• Stored data:
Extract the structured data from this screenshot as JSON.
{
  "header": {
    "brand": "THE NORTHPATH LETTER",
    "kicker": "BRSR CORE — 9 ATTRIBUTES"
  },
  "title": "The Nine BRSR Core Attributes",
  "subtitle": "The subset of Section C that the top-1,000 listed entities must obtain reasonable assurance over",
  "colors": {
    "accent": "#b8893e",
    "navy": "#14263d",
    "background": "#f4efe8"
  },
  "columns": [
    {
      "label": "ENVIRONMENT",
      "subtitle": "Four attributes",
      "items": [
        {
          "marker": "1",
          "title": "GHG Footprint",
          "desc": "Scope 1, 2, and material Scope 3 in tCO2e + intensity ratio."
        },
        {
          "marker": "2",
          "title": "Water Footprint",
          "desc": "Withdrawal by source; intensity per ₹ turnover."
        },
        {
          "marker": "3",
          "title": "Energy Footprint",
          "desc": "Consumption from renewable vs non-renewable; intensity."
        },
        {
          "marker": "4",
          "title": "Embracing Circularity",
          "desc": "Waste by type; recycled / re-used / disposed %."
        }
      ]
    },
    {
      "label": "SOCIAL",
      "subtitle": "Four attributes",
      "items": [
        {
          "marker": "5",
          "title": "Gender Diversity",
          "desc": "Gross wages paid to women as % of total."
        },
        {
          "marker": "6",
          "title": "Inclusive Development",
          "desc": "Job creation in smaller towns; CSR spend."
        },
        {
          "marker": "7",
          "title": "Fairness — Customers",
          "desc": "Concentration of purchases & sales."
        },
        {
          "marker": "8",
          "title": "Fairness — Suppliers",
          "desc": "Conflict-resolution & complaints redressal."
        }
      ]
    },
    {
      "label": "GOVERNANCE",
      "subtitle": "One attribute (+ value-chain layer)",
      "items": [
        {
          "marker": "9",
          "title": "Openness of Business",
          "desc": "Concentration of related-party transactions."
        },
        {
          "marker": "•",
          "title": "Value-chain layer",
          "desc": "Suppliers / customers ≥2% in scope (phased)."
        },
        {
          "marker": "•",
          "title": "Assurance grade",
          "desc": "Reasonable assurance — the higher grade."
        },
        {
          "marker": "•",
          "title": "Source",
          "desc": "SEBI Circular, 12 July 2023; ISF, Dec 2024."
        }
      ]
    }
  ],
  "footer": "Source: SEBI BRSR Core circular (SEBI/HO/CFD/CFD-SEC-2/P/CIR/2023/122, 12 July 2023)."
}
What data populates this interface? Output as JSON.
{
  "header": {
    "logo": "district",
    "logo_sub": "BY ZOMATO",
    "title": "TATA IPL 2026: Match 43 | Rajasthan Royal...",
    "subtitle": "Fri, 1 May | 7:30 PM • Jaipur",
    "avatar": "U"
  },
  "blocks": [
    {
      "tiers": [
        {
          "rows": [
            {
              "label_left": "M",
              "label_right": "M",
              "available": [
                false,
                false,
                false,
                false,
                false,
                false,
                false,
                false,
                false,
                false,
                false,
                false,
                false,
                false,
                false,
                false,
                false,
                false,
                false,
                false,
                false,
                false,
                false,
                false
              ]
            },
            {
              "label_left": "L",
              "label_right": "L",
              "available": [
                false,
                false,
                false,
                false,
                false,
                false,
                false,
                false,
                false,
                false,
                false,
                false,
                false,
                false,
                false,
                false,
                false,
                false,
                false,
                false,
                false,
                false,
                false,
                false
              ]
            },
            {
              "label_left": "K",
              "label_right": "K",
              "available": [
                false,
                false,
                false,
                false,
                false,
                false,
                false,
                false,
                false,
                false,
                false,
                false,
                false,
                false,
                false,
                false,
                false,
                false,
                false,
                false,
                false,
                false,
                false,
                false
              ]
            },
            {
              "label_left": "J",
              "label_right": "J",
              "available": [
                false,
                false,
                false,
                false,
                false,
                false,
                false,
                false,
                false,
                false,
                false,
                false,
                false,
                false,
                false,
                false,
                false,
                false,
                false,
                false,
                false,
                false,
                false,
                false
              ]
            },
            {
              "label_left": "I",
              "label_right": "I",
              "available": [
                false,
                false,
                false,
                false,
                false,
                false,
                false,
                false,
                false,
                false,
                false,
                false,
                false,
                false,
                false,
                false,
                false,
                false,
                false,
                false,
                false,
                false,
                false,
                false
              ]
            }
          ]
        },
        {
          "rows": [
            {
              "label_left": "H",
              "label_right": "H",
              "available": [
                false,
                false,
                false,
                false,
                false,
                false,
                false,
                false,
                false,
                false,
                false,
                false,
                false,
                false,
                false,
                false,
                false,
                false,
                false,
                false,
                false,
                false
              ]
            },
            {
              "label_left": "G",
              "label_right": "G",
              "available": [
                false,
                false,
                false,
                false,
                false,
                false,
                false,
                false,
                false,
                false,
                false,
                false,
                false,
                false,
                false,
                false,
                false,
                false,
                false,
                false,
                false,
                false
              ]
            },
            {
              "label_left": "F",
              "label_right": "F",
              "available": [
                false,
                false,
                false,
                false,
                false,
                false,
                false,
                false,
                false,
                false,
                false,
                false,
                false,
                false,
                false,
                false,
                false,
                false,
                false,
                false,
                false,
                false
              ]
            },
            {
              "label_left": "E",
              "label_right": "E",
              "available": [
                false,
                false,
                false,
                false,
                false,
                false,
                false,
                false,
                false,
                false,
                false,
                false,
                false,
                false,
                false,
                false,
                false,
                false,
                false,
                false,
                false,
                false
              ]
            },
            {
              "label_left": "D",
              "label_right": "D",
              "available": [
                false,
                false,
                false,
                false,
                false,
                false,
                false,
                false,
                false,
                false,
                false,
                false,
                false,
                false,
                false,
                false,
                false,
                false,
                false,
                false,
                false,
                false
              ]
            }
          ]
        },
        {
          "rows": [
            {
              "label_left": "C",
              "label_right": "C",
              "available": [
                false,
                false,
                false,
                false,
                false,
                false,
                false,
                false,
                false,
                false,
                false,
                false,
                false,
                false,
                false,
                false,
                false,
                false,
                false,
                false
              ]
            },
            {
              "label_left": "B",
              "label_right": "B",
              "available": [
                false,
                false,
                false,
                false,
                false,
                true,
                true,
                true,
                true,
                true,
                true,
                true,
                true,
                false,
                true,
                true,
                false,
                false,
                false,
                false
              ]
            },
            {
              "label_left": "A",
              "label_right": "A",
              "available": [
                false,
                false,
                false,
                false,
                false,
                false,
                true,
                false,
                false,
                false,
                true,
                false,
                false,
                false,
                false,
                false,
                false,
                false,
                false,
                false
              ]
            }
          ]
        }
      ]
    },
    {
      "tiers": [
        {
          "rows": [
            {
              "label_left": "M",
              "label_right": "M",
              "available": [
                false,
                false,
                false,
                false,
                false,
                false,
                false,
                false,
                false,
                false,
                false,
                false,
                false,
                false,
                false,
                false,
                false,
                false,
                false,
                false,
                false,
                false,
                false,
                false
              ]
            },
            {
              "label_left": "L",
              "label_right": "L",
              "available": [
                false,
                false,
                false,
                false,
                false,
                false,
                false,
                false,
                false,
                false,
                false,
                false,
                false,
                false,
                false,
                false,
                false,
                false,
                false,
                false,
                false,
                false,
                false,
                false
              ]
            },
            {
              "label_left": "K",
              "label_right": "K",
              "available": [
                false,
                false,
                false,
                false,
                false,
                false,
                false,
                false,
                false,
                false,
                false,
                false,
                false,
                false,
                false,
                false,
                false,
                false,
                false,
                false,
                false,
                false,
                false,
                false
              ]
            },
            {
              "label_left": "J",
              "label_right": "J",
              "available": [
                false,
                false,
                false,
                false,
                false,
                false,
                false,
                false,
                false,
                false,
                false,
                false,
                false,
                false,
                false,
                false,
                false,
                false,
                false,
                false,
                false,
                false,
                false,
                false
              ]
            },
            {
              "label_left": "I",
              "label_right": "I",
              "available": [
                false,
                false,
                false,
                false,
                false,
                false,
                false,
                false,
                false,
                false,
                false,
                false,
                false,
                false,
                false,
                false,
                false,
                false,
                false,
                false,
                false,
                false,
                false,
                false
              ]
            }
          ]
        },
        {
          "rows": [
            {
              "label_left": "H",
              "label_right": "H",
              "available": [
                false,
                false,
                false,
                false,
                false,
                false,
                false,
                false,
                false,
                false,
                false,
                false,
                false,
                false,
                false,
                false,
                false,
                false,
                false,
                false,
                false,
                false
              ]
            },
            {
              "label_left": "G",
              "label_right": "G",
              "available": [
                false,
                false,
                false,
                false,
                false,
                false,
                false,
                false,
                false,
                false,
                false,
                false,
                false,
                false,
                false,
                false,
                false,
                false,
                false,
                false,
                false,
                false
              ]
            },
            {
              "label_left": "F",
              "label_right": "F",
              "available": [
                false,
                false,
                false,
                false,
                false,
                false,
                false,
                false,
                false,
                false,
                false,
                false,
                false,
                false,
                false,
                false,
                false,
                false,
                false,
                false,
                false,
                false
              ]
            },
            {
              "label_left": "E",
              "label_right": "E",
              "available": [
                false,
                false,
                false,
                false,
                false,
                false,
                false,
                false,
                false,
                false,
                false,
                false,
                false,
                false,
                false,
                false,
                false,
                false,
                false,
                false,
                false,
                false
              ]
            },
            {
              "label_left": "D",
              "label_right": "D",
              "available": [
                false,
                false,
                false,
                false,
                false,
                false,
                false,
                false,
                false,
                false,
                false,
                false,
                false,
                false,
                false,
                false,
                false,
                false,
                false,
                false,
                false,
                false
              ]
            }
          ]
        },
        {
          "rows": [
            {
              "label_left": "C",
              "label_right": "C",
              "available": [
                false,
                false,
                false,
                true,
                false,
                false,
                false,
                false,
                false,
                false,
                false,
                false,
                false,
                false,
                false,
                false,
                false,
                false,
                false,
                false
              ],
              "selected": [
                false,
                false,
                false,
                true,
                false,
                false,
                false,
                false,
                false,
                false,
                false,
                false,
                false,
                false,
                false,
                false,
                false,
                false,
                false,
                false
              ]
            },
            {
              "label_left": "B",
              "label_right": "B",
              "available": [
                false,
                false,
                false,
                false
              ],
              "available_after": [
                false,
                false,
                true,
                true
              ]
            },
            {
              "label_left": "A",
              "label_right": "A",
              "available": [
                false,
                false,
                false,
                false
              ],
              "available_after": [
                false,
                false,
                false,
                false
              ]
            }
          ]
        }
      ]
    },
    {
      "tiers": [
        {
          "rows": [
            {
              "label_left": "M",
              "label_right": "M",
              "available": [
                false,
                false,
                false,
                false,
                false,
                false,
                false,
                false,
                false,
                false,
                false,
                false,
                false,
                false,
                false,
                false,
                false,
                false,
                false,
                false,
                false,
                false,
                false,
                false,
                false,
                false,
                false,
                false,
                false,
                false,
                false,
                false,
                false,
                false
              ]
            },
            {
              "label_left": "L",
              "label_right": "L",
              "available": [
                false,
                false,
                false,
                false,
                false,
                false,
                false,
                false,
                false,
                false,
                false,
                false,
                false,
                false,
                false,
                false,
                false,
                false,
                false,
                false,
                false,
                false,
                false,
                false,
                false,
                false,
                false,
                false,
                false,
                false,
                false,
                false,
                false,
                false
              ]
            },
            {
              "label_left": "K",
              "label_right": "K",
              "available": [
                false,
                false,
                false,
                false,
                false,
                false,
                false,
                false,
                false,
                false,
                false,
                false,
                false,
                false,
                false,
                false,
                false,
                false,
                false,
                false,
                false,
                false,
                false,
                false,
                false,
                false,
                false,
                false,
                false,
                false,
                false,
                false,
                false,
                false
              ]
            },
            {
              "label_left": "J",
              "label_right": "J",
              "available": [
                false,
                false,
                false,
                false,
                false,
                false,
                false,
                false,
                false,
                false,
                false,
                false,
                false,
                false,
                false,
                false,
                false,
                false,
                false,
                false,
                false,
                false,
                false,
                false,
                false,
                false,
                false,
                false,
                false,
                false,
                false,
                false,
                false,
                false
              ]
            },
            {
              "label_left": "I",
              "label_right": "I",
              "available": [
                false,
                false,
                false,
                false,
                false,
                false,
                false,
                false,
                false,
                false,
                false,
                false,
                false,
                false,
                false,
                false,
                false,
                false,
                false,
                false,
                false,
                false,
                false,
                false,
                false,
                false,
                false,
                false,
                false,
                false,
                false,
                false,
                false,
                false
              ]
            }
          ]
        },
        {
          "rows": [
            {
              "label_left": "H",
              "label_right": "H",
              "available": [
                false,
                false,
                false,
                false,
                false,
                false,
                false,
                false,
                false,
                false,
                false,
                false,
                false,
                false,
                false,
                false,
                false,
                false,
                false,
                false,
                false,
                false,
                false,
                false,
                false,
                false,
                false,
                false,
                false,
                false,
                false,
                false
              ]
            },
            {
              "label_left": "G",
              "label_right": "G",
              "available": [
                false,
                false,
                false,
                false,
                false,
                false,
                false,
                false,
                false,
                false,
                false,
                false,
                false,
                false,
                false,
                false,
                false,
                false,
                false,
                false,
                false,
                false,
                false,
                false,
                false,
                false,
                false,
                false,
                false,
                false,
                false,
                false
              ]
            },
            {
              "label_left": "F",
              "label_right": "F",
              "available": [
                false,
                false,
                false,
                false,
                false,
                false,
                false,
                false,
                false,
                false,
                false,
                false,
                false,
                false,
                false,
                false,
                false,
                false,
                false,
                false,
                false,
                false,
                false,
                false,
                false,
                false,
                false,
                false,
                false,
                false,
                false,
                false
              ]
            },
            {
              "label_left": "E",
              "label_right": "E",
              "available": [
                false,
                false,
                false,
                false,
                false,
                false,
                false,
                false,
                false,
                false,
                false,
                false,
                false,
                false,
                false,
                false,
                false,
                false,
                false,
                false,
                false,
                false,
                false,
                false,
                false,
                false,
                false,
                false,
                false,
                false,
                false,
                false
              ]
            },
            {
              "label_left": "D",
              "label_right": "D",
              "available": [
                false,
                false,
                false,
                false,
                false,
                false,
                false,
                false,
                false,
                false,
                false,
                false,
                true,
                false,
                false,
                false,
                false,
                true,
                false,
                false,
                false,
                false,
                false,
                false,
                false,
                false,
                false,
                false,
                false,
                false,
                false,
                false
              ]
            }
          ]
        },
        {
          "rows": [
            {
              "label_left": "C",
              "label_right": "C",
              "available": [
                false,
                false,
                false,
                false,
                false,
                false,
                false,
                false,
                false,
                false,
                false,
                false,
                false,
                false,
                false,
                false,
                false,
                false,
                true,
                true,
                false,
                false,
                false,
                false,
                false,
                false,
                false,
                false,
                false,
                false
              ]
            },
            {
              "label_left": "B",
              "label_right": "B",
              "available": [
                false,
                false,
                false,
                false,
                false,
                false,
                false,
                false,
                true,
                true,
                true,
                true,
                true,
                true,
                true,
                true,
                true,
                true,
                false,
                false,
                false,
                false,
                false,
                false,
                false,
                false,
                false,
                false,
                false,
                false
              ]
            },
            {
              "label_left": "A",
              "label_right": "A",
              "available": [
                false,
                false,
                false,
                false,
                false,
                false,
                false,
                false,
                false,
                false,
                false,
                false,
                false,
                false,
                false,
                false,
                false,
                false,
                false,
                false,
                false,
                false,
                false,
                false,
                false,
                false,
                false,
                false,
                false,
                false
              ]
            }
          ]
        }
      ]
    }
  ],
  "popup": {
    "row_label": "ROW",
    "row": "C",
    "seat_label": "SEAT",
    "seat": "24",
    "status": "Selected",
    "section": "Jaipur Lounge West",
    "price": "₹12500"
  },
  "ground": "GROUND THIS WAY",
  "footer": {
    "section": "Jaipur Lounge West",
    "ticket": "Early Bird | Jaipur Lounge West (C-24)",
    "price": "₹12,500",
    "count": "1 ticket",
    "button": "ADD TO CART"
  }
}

• AIM OF THE TASK:
Make a copy of each line that contains the string "marker".

• THE OUTPUT:
          "marker": "1",
          "marker": "2",
          "marker": "3",
          "marker": "4",
          "marker": "5",
          "marker": "6",
          "marker": "7",
          "marker": "8",
          "marker": "9",
          "marker": "•",
          "marker": "•",
          "marker": "•",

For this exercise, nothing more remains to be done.